# [Set exercise A]
Please print the rows from the very first line through the line that contains "question-6: 6、甲状腺功能亢进病人，护士应警惕其甲亢危象发生的表现是O [133,524,580,542]", with both of those lines included.

# [Document section]

==================================================

Tax moves: Donald Trump is seeking to pass reforms to relax restrictions on Wall Street

In the wake of the Paradise Papers, I am sure there is no shortage of people on your island who have opinions on how your government and legal community should move forward in light of the recent revelations that placed you in the spotlight of the world’s media.

As that discussion unfolds, perhaps you can learn from someone who has “been there, done that” to help you collectively navigate the troubled waters that are raging around you.

My wife and I were involved in the Panama Papers investigation, which put us in an awkward position because, since she was a lawyer with significant experience in the offshore industry, she appeared in the Panama Papers dozens of times.

Additionally, we had close ties to the firm. While living in the British Virgin Islands, I played softball for the Mossack Fonseca team, and my wife graduated from high school in Panama with the firm’s compliance officer.

But we ignored the personal toll the project took on us because we felt that there was a greater good. The problems outlined in the Panama Papers — and to be sure there was no shortage of morally bankrupt and borderline illegal activities contained in the files — were the same ones that I entered journalism to combat. The adage “comfort the afflicted and afflict the comfortable” was never more clear to me as I went through the files. Every day I see the effects in Central America of the scourges of corruption and tax evasion, and the Panama Papers provided conclusive evidence of how these problems were made worse by Mossack Fonseca.

After the project went public, I was optimistic that it would result in real change. And that actually happened. Almost immediately, Panama agreed to adhere to the Organisation for Economic Co-operation and Development’s common reporting standards, considered to be one of the keys to fighting problems in the global financial industry.

It also created a commission led by world-famous economist Joseph Stiglitz to examine its financial services sector. A criminal investigation was opened into the matter, which resulted in charges being filed against the firm’s founders, Jürgen Mossack and Ramón Fonseca.

The attorney-general also began fully co-operating with the Odebrecht investigation — which had not been done previously — leading to the largest corruption investigation in history, exposing wrongdoing in a dozen countries.

I saw real changes being made by the Panamanian Government. And what did it get for its efforts?

Absolutely nothing.

Stiglitz resigned from the commission in a public manner, claiming that the Panamanian Government was not committed to transparency. This move garnered worldwide attention, but the real reason was clearly that, once the government agreed to the OECD standards, there was nothing more it could do from a regulatory standpoint. Rather than admitting this, Stiglitz quit — the equivalent of knocking over a chessboard once he had been checkmated.

Any decent reporter should have realised this, yet the world’s media, including many of our partners in the Panama Papers project, refused to put any effort into reporting that side of the story, choosing instead to take Stiglitz at his word, something they tell you not to do on the first day of journalism school.

==================================================

# [Records supplied]
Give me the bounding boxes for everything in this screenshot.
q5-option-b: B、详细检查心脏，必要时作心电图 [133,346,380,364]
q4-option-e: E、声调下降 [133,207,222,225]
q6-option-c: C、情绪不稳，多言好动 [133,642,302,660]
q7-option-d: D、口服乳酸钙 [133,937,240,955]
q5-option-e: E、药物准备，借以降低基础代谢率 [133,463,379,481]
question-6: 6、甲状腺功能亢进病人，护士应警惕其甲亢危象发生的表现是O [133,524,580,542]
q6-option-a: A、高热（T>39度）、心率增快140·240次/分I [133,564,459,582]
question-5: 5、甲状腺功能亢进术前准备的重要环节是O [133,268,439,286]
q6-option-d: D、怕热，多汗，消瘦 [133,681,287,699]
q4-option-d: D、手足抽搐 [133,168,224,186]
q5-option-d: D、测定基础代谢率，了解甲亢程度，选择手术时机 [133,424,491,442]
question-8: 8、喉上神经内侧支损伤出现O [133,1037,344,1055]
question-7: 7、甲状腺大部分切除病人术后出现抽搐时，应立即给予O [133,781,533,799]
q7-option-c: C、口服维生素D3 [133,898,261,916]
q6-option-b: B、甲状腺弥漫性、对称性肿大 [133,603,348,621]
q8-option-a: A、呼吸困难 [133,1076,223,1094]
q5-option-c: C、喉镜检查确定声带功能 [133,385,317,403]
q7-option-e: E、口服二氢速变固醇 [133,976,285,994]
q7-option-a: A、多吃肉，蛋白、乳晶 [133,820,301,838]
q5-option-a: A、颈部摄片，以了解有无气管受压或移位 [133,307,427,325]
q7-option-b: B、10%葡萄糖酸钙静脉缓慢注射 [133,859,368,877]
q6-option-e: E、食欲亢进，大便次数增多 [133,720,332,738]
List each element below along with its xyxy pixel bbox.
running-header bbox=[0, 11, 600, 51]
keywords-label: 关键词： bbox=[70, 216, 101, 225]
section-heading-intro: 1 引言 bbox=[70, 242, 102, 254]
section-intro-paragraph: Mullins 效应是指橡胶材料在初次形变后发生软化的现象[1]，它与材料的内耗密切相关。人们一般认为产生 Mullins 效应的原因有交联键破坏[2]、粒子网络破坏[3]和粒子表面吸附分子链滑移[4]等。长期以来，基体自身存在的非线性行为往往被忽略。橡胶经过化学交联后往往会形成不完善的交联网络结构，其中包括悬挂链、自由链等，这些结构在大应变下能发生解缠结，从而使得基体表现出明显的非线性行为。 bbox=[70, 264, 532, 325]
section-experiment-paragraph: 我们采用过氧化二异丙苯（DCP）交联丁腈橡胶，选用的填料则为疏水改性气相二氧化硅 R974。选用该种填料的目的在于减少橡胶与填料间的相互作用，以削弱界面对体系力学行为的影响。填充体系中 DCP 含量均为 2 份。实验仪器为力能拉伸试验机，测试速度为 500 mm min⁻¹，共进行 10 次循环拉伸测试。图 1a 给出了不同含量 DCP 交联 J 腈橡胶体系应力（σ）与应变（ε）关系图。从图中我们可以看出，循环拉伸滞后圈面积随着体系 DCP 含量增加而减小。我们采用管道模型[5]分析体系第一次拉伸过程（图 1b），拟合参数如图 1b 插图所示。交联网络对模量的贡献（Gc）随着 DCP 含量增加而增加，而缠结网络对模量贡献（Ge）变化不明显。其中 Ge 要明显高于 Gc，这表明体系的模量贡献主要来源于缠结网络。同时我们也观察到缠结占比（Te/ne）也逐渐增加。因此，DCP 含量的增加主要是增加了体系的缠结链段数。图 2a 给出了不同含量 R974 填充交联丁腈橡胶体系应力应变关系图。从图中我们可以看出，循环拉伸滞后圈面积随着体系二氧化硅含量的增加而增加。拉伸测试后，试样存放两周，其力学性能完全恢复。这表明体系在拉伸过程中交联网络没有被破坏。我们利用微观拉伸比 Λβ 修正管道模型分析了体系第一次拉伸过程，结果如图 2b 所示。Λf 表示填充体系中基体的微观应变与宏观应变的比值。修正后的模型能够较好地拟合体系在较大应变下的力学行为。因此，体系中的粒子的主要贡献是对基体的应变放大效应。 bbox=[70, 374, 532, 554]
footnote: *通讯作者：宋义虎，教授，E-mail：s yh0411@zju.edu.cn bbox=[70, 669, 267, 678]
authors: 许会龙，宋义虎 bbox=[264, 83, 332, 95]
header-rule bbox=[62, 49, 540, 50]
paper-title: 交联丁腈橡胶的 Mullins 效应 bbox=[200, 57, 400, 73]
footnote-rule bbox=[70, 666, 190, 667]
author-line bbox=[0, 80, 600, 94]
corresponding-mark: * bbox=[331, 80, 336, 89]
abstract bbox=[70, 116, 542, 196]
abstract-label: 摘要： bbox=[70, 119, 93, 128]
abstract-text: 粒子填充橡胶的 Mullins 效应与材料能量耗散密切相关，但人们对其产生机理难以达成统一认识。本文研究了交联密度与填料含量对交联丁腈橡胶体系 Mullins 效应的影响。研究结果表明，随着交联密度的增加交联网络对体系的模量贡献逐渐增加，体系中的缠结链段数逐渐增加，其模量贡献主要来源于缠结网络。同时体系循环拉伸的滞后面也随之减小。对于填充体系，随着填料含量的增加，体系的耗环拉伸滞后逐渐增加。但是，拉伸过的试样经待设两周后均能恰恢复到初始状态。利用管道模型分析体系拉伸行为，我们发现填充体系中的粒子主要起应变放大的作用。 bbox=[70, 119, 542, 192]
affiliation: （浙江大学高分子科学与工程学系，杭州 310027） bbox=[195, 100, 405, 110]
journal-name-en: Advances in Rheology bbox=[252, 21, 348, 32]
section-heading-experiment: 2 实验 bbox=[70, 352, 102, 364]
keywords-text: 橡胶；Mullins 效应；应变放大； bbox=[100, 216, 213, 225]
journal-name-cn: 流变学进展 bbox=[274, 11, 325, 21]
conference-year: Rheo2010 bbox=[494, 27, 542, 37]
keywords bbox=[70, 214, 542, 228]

==================================================

# [Set exercise B]
Answer these questions from the Panama Papers piece:
(i) What team did the writer play softball for while living in the British Virgin Islands?
(ii) Who led the commission that Panama created to examine its financial services sector?
(iii) Against whom were charges filed after the criminal investigation was opened?

# [Exercise response A]
Give me the bounding boxes for everything in this screenshot.
q5-option-b: B、详细检查心脏，必要时作心电图 [133,346,380,364]
q4-option-e: E、声调下降 [133,207,222,225]
q6-option-c: C、情绪不稳，多言好动 [133,642,302,660]
q7-option-d: D、口服乳酸钙 [133,937,240,955]
q5-option-e: E、药物准备，借以降低基础代谢率 [133,463,379,481]
question-6: 6、甲状腺功能亢进病人，护士应警惕其甲亢危象发生的表现是O [133,524,580,542]

# [Exercise response B]
(i) The Mossack Fonseca team.
(ii) The economist Joseph Stiglitz.
(iii) Jürgen Mossack and Ramón Fonseca, the firm's founders.